(WHAT THIS TASK INVOLVES) Render every line of the records below as a numbered list, dropping blank lines and leaving the pictures out.

Stored items
==========
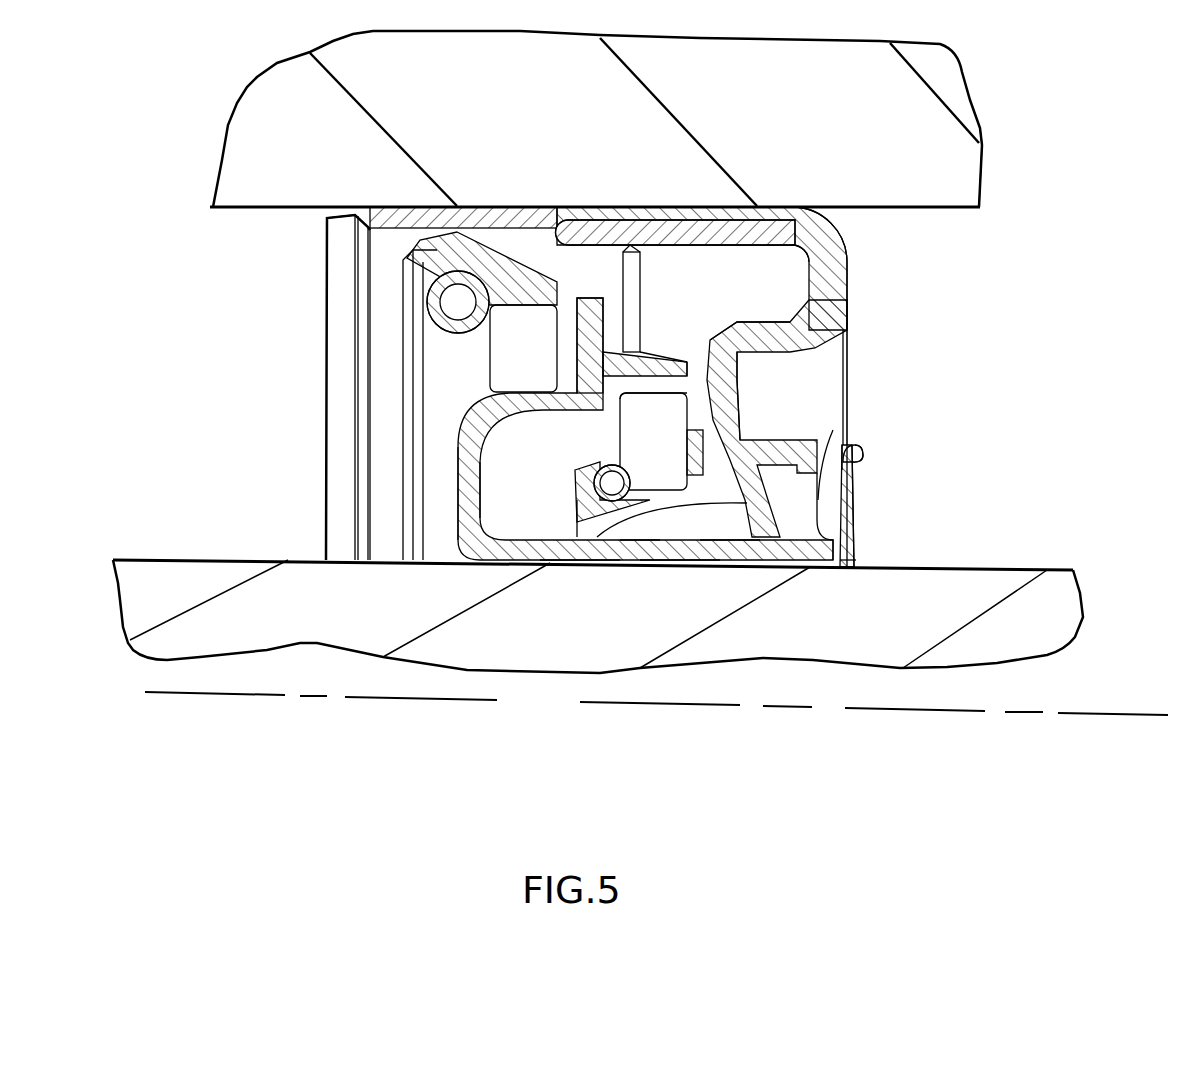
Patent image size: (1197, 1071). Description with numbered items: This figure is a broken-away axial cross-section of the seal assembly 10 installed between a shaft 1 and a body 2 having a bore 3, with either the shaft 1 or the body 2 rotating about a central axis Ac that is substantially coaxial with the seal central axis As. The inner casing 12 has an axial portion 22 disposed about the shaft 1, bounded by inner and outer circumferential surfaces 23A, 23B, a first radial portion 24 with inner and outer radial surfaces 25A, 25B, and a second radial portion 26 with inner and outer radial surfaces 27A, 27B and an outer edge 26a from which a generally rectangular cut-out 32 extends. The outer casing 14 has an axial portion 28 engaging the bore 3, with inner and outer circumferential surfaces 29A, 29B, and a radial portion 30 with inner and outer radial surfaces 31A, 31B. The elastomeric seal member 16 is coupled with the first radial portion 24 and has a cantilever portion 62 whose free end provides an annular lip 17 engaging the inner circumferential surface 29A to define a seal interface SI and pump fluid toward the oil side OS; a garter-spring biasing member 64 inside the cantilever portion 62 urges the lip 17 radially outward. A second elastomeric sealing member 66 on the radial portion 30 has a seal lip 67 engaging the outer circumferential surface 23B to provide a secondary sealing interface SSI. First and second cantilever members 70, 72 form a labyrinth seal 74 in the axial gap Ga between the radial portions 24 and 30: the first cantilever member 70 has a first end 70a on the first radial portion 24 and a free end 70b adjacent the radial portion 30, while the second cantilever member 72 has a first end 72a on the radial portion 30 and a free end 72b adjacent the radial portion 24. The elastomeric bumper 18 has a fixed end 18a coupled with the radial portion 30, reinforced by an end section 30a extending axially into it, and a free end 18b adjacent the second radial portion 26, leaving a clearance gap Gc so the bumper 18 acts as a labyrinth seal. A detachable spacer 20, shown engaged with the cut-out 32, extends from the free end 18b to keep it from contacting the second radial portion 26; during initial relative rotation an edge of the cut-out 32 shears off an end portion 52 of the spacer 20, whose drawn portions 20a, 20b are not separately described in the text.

The shaft 1 is at (172, 558).
The body 2 is at (232, 122).
The bore 3 is at (958, 214).
The seal assembly 10 is at (214, 272).
The inner casing 12 is at (578, 570).
The outer casing 14 is at (592, 186).
The elastomeric seal member 16 is at (386, 290).
The annular lip 17 is at (455, 242).
The bumper 18 is at (832, 427).
The fixed end 18a is at (755, 432).
The free end 18b is at (836, 562).
The detachable spacer 20 is at (868, 451).
The sleeve portion 20a is at (805, 516).
The sleeve lip 20b is at (854, 466).
The axial portion 22 is at (682, 570).
The inner circumferential surface 23A is at (633, 568).
The outer circumferential surface 23B is at (730, 568).
The first radial portion 24 is at (456, 428).
The inner radial surface 25A is at (483, 490).
The outer radial surface 25B is at (470, 463).
The second radial portion 26 is at (855, 536).
The outer edge 26a is at (850, 446).
The inner radial surface 27A is at (845, 496).
The outer radial surface 27B is at (845, 526).
The axial portion 28 is at (659, 210).
The inner circumferential surface 29A is at (766, 207).
The outer circumferential surface 29B is at (710, 207).
The radial portion 30 is at (852, 288).
The end section 30a is at (778, 452).
The inner radial surface 31A is at (806, 298).
The outer radial surface 31B is at (845, 320).
The cut-out 32 is at (858, 462).
The end portion 52 is at (862, 452).
The cantilever portion 62 is at (556, 278).
The biasing member 64 is at (486, 246).
The second elastomeric sealing member 66 is at (586, 479).
The annular seal lip 67 is at (582, 520).
The first cantilever member 70 is at (655, 352).
The first end 70a is at (610, 349).
The lip member portion 70b is at (690, 346).
The second cantilever member 72 is at (657, 415).
The first end 72a is at (775, 383).
The free end 72b is at (628, 397).
The labyrinth seal 74 is at (692, 332).
The axial gap Ga is at (679, 350).
The clearance gap Gc is at (846, 450).
The oil side OS is at (232, 393).
The seal interface SI is at (452, 207).
The secondary sealing interface SSI is at (600, 570).
The central axis Ac is at (662, 688).
The central axis As is at (1105, 712).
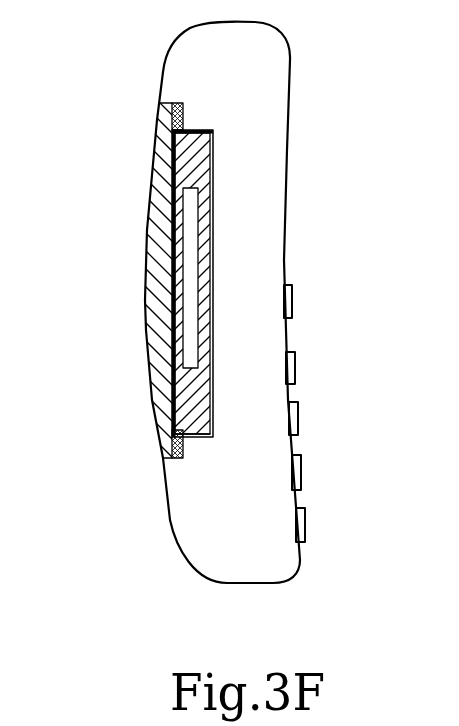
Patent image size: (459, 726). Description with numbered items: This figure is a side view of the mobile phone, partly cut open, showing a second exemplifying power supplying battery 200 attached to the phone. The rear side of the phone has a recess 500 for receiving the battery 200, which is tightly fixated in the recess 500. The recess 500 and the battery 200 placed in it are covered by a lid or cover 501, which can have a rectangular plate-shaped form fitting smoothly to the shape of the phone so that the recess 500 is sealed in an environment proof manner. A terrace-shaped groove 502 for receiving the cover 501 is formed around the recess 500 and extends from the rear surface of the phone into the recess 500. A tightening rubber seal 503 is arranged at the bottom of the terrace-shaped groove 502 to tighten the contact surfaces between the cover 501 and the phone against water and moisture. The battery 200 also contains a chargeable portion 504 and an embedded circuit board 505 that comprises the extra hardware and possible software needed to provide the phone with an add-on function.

The battery 200 is at (188, 158).
The recess 500 is at (200, 308).
The cover 501 is at (155, 285).
The terrace-shaped groove 502 is at (170, 103).
The rubber seal 503 is at (183, 449).
The chargeable portion 504 is at (188, 412).
The embedded circuit board 505 is at (190, 279).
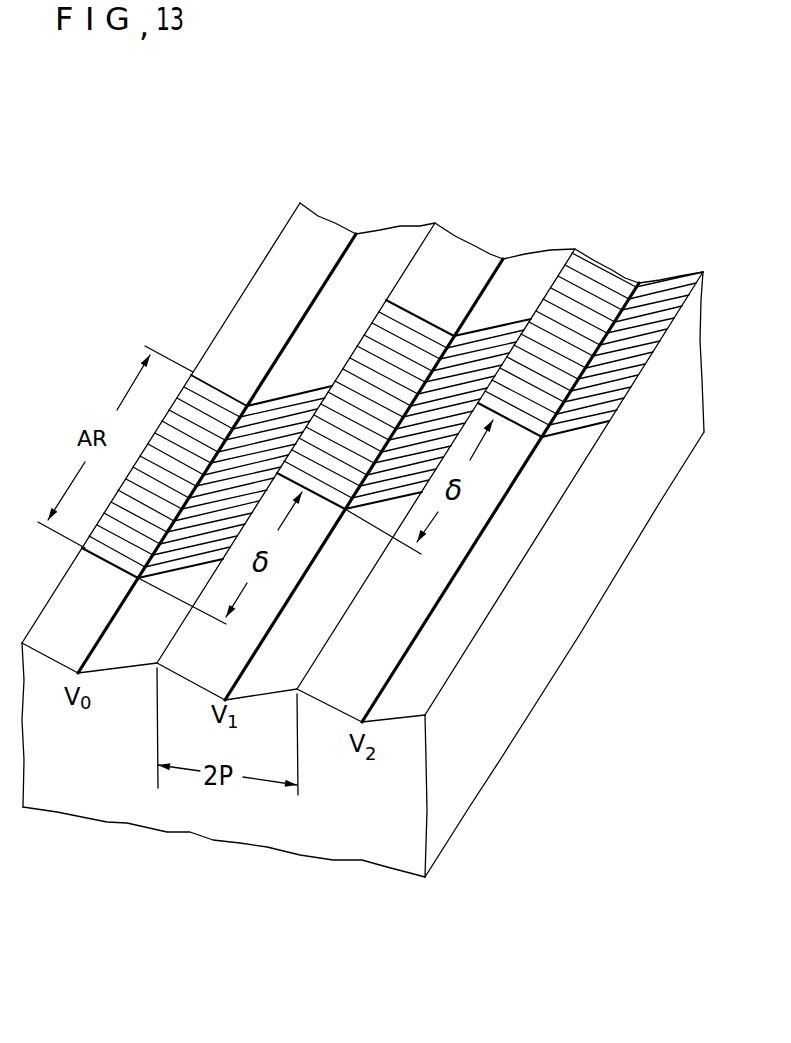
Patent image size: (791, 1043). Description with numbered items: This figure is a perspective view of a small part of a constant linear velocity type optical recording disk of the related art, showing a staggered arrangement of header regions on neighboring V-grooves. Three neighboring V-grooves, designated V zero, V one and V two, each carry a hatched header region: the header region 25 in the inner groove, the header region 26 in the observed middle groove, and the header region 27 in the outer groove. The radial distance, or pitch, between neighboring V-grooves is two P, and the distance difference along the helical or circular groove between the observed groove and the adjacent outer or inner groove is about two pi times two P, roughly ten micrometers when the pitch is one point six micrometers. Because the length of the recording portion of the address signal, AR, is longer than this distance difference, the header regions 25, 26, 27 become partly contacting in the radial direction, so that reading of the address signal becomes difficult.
==========
(RESPONSE TO THIS TASK)
1. Patent image size: (1197, 1071). Description with numbered items: This figure is a broken-away axial cross-section of the seal assembly 10 installed between a shaft 1 and a body 2 having a bore 3, with either the shaft 1 or the body 2 rotating about a central axis Ac that is substantially coaxial with the seal central axis As. The inner casing 12 has an axial portion 22 disposed about the shaft 1, bounded by inner and outer circumferential surfaces 23A, 23B, a first radial portion 24 with inner and outer radial surfaces 25A, 25B, and a second radial portion 26 with inner and outer radial surfaces 27A, 27B and an outer edge 26a from which a generally rectangular cut-out 32 extends. The outer casing 14 has an axial portion 28 engaging the bore 3, with inner and outer circumferential surfaces 29A, 29B, and a radial portion 30 with inner and outer radial surfaces 31A, 31B. The elastomeric seal member 16 is coupled with the first radial portion 24 and has a cantilever portion 62 whose free end provides an annular lip 17 engaging the inner circumferential surface 29A to define a seal interface SI and pump fluid toward the oil side OS; a garter-spring biasing member 64 inside the cantilever portion 62 urges the lip 17 radially outward. A second elastomeric sealing member 66 on the radial portion 30 has a seal lip 67 engaging the outer circumferential surface 23B to provide a secondary sealing interface SSI. First and second cantilever members 70, 72 form a labyrinth seal 74 in the axial gap Ga between the radial portions 24 and 30: the first cantilever member 70 has a first end 70a on the first radial portion 24 and a free end 70b adjacent the radial portion 30, while the second cantilever member 72 has a first end 72a on the radial portion 30 and a free end 72b adjacent the radial portion 24. The elastomeric bumper 18 has a fixed end 18a coupled with the radial portion 30, reinforced by an end section 30a extending axially into it, and a free end 18b adjacent the second radial portion 26, leaving a clearance gap Gc so the bumper 18 acts as a labyrinth seal. A detachable spacer 20, shown engaged with the cut-out 32, extends from the free end 18b to keep it from contacting the second radial portion 26; during initial relative rotation an edge of the cut-out 32 shears off an end portion 52 of the spacer 20, whose drawn portions 20a, 20b are not separately described in the text.
2. The shaft 1 is at (172, 558).
3. The body 2 is at (232, 122).
4. The bore 3 is at (958, 214).
5. The seal assembly 10 is at (214, 272).
6. The inner casing 12 is at (578, 570).
7. The outer casing 14 is at (592, 186).
8. The elastomeric seal member 16 is at (386, 290).
9. The annular lip 17 is at (455, 242).
10. The bumper 18 is at (832, 427).
11. The fixed end 18a is at (755, 432).
12. The free end 18b is at (836, 562).
13. The detachable spacer 20 is at (868, 451).
14. The sleeve portion 20a is at (805, 516).
15. The sleeve lip 20b is at (854, 466).
16. The axial portion 22 is at (682, 570).
17. The inner circumferential surface 23A is at (633, 568).
18. The outer circumferential surface 23B is at (730, 568).
19. The first radial portion 24 is at (456, 428).
20. The inner radial surface 25A is at (483, 490).
21. The outer radial surface 25B is at (470, 463).
22. The second radial portion 26 is at (855, 536).
23. The outer edge 26a is at (850, 446).
24. The inner radial surface 27A is at (845, 496).
25. The outer radial surface 27B is at (845, 526).
26. The axial portion 28 is at (659, 210).
27. The inner circumferential surface 29A is at (766, 207).
28. The outer circumferential surface 29B is at (710, 207).
29. The radial portion 30 is at (852, 288).
30. The end section 30a is at (778, 452).
31. The inner radial surface 31A is at (806, 298).
32. The outer radial surface 31B is at (845, 320).
33. The cut-out 32 is at (858, 462).
34. The end portion 52 is at (862, 452).
35. The cantilever portion 62 is at (556, 278).
36. The biasing member 64 is at (486, 246).
37. The second elastomeric sealing member 66 is at (586, 479).
38. The annular seal lip 67 is at (582, 520).
39. The first cantilever member 70 is at (655, 352).
40. The first end 70a is at (610, 349).
41. The lip member portion 70b is at (690, 346).
42. The second cantilever member 72 is at (657, 415).
43. The first end 72a is at (775, 383).
44. The free end 72b is at (628, 397).
45. The labyrinth seal 74 is at (692, 332).
46. The axial gap Ga is at (679, 350).
47. The clearance gap Gc is at (846, 450).
48. The oil side OS is at (232, 393).
49. The seal interface SI is at (452, 207).
50. The secondary sealing interface SSI is at (600, 570).
51. The central axis Ac is at (662, 688).
52. The central axis As is at (1105, 712).
53. Patent image size: (459, 726). Description with numbered items: This figure is a side view of the mobile phone, partly cut open, showing a second exemplifying power supplying battery 200 attached to the phone. The rear side of the phone has a recess 500 for receiving the battery 200, which is tightly fixated in the recess 500. The recess 500 and the battery 200 placed in it are covered by a lid or cover 501, which can have a rectangular plate-shaped form fitting smoothly to the shape of the phone so that the recess 500 is sealed in an environment proof manner. A terrace-shaped groove 502 for receiving the cover 501 is formed around the recess 500 and extends from the rear surface of the phone into the recess 500. A tightening rubber seal 503 is arranged at the bottom of the terrace-shaped groove 502 to tighten the contact surfaces between the cover 501 and the phone against water and moisture. The battery 200 also contains a chargeable portion 504 and an embedded circuit board 505 that comprises the extra hardware and possible software needed to provide the phone with an add-on function.
54. The battery 200 is at (188, 158).
55. The recess 500 is at (200, 308).
56. The cover 501 is at (155, 285).
57. The terrace-shaped groove 502 is at (170, 103).
58. The rubber seal 503 is at (183, 449).
59. The chargeable portion 504 is at (188, 412).
60. The embedded circuit board 505 is at (190, 279).
61. Patent image size: (791, 1043). Description with numbered items: This figure is a perspective view of a small part of a constant linear velocity type optical recording disk of the related art, showing a staggered arrangement of header regions on neighboring V-grooves. Three neighboring V-grooves, designated V zero, V one and V two, each carry a hatched header region: the header region 25 in the inner groove, the header region 26 in the observed middle groove, and the header region 27 in the outer groove. The radial distance, or pitch, between neighboring V-grooves is two P, and the distance difference along the helical or circular groove between the observed groove and the adjacent outer or inner groove is about two pi times two P, roughly ten micrometers when the pitch is one point six micrometers. Because the length of the recording portion of the address signal, AR, is longer than this distance difference, the header regions 25, 26, 27 become partly contacting in the radial direction, so that reading of the address signal becomes difficult.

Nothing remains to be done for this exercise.